Your task.
Read the lines that follow and pick out every one containing the word "have".

Records supplied.

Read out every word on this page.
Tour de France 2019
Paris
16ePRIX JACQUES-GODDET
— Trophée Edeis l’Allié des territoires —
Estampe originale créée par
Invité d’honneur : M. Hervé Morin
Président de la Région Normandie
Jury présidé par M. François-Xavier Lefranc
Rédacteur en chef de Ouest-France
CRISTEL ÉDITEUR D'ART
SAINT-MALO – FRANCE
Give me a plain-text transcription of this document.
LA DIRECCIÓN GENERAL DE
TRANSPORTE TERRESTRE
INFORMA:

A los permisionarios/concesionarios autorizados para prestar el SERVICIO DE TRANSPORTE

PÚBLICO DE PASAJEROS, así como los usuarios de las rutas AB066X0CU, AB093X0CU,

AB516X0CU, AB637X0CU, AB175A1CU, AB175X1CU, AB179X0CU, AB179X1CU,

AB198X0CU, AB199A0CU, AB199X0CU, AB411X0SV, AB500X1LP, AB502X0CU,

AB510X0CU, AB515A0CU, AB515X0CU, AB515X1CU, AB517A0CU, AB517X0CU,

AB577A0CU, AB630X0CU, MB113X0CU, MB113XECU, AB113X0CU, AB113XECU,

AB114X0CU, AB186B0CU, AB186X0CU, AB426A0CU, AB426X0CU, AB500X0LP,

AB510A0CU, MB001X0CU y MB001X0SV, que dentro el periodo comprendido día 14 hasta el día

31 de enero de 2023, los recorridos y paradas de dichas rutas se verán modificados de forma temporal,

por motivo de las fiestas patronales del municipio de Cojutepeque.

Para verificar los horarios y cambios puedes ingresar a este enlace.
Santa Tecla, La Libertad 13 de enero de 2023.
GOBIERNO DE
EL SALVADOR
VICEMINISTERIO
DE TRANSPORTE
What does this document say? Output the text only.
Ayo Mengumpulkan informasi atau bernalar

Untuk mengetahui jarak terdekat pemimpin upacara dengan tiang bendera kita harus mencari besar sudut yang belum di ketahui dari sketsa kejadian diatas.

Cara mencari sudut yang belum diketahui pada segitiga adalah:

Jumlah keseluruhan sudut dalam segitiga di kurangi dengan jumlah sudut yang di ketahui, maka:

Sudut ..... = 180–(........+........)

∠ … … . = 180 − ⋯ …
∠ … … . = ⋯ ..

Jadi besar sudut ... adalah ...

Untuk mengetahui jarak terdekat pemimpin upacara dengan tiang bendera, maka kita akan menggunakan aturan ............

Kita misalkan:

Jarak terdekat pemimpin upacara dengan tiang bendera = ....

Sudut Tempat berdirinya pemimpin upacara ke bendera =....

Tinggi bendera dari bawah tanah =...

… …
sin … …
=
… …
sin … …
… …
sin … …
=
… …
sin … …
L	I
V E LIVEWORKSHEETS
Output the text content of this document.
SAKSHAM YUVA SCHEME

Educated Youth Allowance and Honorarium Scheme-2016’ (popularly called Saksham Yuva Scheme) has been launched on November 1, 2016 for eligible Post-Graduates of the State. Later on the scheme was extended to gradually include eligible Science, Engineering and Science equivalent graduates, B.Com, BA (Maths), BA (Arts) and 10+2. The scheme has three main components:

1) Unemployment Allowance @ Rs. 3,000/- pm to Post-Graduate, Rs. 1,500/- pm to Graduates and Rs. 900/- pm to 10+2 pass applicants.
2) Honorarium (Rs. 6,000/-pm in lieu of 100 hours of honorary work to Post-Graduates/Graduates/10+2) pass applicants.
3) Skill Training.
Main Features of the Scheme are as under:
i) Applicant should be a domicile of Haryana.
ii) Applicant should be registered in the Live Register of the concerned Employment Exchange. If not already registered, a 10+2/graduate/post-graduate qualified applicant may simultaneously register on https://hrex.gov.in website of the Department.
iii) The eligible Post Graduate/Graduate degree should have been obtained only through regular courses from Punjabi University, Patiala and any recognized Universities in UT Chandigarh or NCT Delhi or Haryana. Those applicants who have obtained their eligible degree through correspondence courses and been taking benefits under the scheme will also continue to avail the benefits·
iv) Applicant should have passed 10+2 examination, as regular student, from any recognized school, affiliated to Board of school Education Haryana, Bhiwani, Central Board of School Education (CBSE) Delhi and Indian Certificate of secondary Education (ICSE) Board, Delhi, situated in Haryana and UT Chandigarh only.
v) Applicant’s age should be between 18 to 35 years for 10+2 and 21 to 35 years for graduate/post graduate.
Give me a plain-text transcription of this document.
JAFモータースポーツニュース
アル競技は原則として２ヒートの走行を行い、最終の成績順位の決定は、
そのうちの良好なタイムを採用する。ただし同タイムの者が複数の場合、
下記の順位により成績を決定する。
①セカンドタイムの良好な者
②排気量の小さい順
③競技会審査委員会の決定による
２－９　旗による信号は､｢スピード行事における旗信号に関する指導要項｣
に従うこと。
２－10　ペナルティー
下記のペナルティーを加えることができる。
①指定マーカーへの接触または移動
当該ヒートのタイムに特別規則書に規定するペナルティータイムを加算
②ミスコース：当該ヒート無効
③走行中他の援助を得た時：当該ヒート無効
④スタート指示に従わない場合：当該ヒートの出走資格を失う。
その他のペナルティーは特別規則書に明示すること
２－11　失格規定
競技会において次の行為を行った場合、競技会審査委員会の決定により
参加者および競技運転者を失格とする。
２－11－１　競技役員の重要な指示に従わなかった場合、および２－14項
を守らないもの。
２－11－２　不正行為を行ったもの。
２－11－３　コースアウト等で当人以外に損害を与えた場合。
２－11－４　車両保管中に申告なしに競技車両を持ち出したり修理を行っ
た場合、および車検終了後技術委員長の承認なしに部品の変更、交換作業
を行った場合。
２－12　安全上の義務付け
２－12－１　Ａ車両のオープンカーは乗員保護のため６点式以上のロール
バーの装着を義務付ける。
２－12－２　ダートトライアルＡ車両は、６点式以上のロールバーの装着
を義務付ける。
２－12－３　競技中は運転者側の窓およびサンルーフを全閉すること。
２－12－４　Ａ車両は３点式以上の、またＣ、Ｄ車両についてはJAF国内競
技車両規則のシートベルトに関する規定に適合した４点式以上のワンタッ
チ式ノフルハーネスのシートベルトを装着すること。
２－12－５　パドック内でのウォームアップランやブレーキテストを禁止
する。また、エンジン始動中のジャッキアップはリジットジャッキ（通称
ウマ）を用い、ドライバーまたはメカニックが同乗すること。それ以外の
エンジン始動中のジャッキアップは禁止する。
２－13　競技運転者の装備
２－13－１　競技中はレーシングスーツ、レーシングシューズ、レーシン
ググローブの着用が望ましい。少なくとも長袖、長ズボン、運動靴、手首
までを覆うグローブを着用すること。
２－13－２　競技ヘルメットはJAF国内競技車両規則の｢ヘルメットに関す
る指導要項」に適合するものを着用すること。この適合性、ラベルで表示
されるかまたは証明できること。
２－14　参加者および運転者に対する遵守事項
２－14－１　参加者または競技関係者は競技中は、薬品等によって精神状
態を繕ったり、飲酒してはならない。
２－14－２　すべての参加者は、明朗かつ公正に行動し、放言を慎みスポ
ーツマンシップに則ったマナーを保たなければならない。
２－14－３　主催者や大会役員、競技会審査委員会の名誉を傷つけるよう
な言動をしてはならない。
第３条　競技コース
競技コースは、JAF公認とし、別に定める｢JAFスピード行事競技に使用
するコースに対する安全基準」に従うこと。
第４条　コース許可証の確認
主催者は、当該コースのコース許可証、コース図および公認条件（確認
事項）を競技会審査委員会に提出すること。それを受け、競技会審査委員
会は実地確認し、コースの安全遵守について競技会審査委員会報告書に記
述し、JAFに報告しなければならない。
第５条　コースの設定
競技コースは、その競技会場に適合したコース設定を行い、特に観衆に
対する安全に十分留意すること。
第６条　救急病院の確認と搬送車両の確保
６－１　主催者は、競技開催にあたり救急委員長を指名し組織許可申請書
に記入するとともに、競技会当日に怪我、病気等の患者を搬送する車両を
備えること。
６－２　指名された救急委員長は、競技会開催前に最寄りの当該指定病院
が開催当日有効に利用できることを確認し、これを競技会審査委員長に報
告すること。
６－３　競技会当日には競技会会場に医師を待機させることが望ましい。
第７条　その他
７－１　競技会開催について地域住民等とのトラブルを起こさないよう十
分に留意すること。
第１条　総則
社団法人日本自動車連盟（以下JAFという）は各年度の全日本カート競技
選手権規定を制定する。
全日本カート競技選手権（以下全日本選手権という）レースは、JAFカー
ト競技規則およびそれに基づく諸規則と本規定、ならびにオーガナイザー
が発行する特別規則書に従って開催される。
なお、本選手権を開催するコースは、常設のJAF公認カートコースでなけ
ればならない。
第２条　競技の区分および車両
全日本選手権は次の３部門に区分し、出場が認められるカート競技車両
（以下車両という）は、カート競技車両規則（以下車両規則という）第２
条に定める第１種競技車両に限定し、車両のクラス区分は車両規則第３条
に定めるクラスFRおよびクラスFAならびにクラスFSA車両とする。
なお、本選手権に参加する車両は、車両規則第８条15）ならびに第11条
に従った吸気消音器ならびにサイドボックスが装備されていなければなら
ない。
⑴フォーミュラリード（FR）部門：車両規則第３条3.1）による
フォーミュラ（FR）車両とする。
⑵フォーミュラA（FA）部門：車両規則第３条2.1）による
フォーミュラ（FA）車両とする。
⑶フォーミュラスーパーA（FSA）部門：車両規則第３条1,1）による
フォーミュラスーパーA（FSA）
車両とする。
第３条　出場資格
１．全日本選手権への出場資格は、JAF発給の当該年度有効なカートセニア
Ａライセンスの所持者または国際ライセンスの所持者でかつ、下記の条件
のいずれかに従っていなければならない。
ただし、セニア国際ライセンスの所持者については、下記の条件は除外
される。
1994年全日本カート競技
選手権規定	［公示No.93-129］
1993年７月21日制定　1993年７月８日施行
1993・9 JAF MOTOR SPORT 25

Answer to this problem.
iii) The eligible Post Graduate/Graduate degree should have been obtained only through regular courses from Punjabi University, Patiala and any recognized Universities in UT Chandigarh or NCT Delhi or Haryana. Those applicants who have obtained their eligible degree through correspondence courses and been taking benefits under the scheme will also continue to avail the benefits·
iv) Applicant should have passed 10+2 examination, as regular student, from any recognized school, affiliated to Board of school Education Haryana, Bhiwani, Central Board of School Education (CBSE) Delhi and Indian Certificate of secondary Education (ICSE) Board, Delhi, situated in Haryana and UT Chandigarh only.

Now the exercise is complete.